> [What is required]: From the entries below, please gather each line containing the string "Economic".

╔══

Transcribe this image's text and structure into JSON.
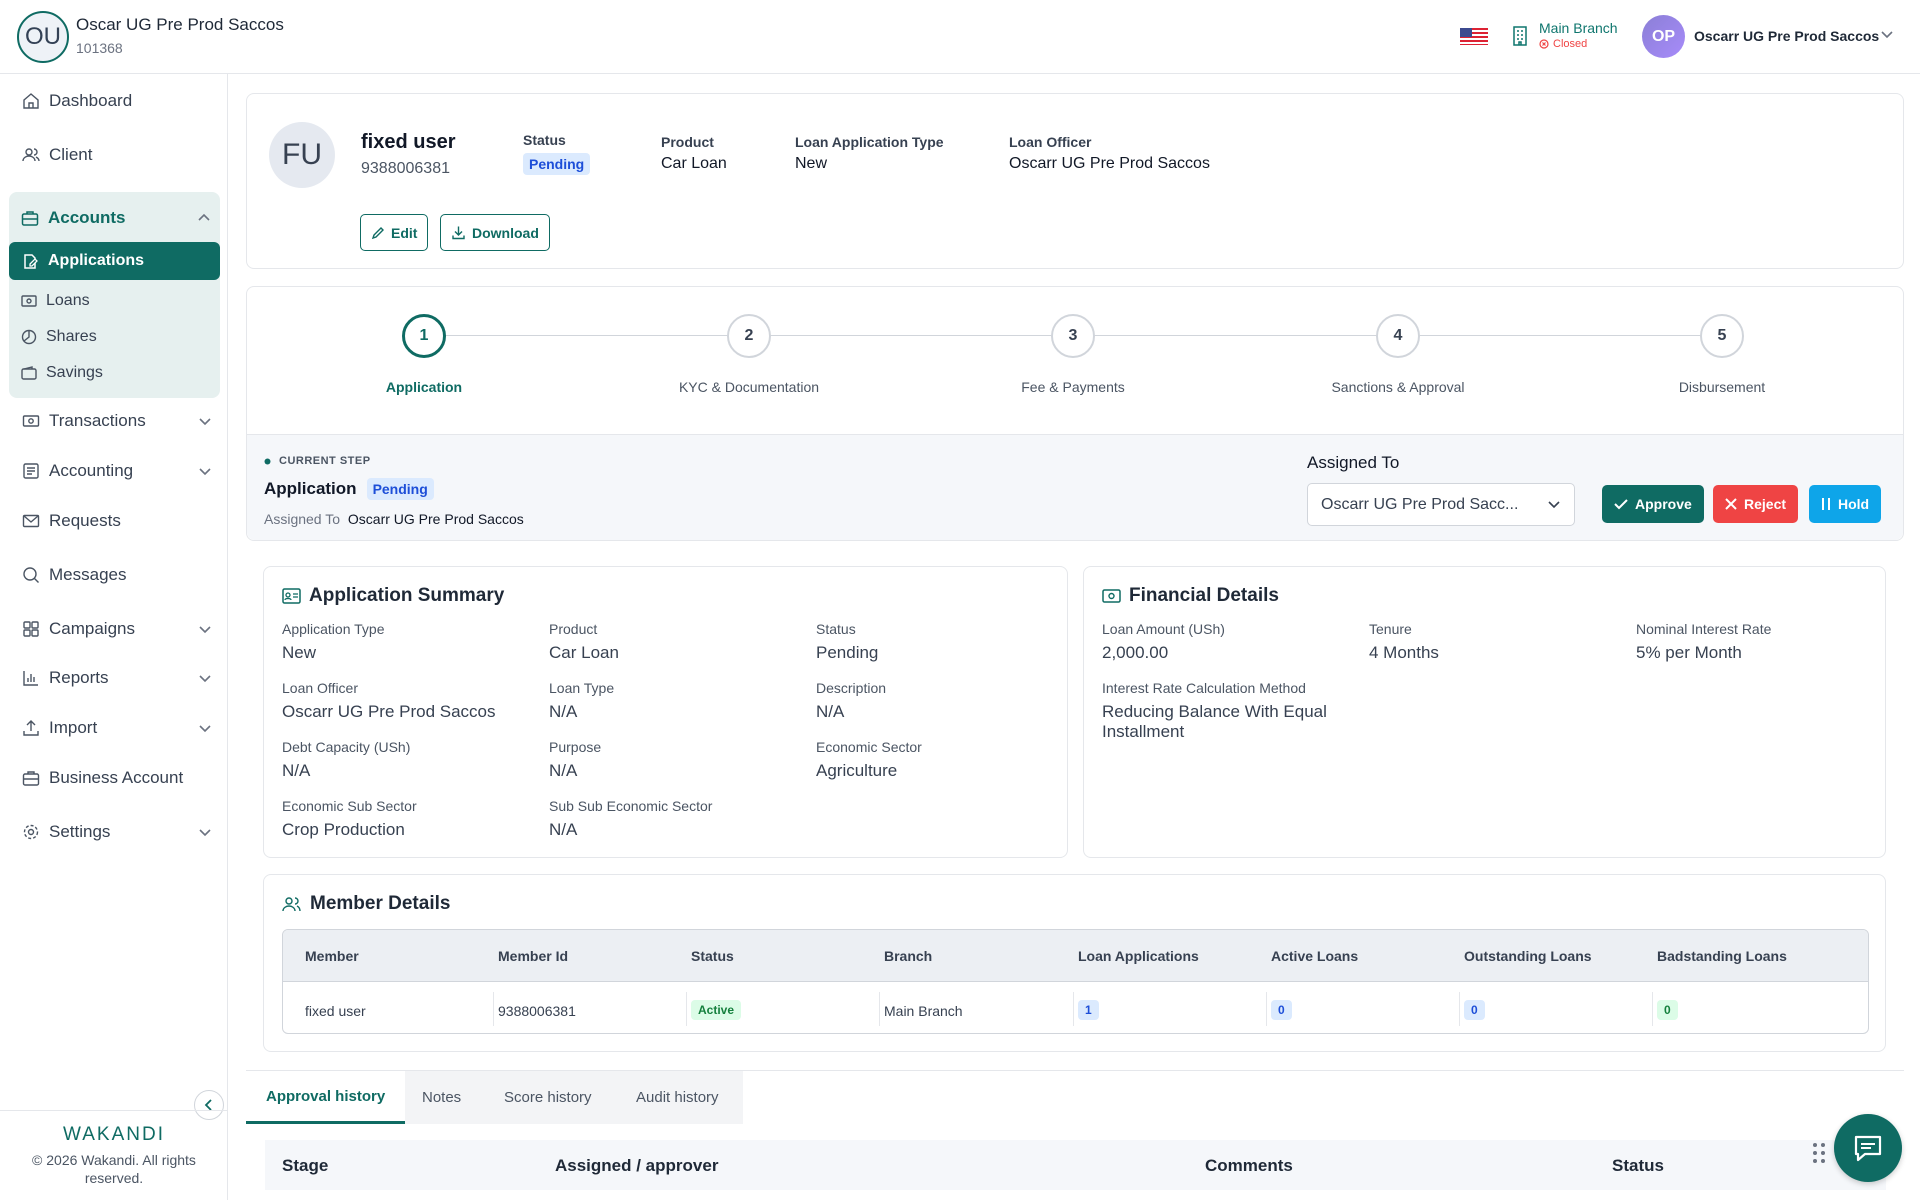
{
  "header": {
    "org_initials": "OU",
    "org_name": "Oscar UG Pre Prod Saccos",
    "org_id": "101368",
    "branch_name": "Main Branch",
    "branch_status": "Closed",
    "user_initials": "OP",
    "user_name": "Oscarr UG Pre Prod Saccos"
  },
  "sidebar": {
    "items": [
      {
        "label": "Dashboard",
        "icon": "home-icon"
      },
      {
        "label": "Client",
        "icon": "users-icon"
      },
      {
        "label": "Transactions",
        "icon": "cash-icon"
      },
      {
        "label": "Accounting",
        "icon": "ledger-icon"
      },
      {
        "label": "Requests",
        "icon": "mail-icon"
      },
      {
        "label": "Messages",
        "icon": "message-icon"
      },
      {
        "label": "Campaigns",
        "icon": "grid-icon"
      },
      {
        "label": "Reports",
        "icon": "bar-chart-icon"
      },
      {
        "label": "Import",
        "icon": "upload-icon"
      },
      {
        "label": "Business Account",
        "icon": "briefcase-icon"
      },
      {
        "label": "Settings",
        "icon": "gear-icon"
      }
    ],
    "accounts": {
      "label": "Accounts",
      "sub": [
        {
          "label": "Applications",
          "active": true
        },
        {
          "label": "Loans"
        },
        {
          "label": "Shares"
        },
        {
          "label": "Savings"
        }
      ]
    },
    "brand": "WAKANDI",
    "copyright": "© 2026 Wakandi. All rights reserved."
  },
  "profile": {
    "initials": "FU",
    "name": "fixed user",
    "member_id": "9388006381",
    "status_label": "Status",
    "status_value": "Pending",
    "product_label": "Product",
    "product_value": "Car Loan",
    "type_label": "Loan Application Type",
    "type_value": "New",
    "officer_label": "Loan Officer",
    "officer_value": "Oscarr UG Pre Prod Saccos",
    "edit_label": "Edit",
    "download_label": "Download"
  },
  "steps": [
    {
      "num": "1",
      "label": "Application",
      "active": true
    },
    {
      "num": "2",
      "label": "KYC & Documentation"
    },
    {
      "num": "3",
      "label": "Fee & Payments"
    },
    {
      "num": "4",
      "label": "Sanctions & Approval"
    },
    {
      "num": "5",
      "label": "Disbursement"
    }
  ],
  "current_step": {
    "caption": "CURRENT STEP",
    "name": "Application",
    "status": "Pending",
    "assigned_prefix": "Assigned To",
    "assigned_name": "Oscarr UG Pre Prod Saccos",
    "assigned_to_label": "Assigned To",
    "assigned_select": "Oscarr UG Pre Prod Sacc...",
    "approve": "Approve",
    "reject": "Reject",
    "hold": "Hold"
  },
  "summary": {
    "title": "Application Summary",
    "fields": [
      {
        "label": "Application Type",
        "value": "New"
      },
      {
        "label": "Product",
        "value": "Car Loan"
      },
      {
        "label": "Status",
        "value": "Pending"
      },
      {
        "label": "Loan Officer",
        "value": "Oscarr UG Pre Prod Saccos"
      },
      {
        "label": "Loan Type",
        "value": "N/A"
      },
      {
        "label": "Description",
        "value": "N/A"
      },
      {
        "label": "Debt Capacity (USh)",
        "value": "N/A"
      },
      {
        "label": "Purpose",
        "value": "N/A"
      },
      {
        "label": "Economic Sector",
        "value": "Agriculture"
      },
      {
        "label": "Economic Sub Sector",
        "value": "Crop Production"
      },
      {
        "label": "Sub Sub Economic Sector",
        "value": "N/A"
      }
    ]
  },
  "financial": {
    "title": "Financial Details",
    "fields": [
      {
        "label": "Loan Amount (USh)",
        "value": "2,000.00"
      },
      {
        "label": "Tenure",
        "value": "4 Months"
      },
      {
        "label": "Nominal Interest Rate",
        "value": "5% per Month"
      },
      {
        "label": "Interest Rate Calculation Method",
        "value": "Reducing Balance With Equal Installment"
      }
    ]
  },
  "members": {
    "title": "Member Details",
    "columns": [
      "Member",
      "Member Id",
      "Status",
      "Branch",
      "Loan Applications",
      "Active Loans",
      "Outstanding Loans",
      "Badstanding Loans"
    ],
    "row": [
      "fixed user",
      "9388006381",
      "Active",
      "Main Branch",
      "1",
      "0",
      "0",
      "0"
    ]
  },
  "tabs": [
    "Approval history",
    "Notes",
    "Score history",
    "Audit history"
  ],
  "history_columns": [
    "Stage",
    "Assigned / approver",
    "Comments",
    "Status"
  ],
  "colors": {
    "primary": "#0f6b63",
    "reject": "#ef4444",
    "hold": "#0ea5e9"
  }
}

╚══

> [Right answer]:
        "label": "Economic Sector",
        "label": "Economic Sub Sector",
        "label": "Sub Sub Economic Sector",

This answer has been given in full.